---- Records supplied

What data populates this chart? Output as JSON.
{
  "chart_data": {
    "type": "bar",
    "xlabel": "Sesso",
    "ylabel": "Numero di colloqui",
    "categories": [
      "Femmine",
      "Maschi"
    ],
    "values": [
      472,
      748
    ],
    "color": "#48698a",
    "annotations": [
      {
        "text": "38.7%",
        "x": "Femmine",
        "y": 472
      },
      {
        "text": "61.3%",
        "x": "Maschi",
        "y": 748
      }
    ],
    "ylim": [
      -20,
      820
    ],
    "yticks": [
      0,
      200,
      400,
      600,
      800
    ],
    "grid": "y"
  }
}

--------

### Instruction
Repeat the lines above exactly.

### Answer to this exercise
What data populates this chart? Output as JSON.
{
  "chart_data": {
    "type": "bar",
    "xlabel": "Sesso",
    "ylabel": "Numero di colloqui",
    "categories": [
      "Femmine",
      "Maschi"
    ],
    "values": [
      472,
      748
    ],
    "color": "#48698a",
    "annotations": [
      {
        "text": "38.7%",
        "x": "Femmine",
        "y": 472
      },
      {
        "text": "61.3%",
        "x": "Maschi",
        "y": 748
      }
    ],
    "ylim": [
      -20,
      820
    ],
    "yticks": [
      0,
      200,
      400,
      600,
      800
    ],
    "grid": "y"
  }
}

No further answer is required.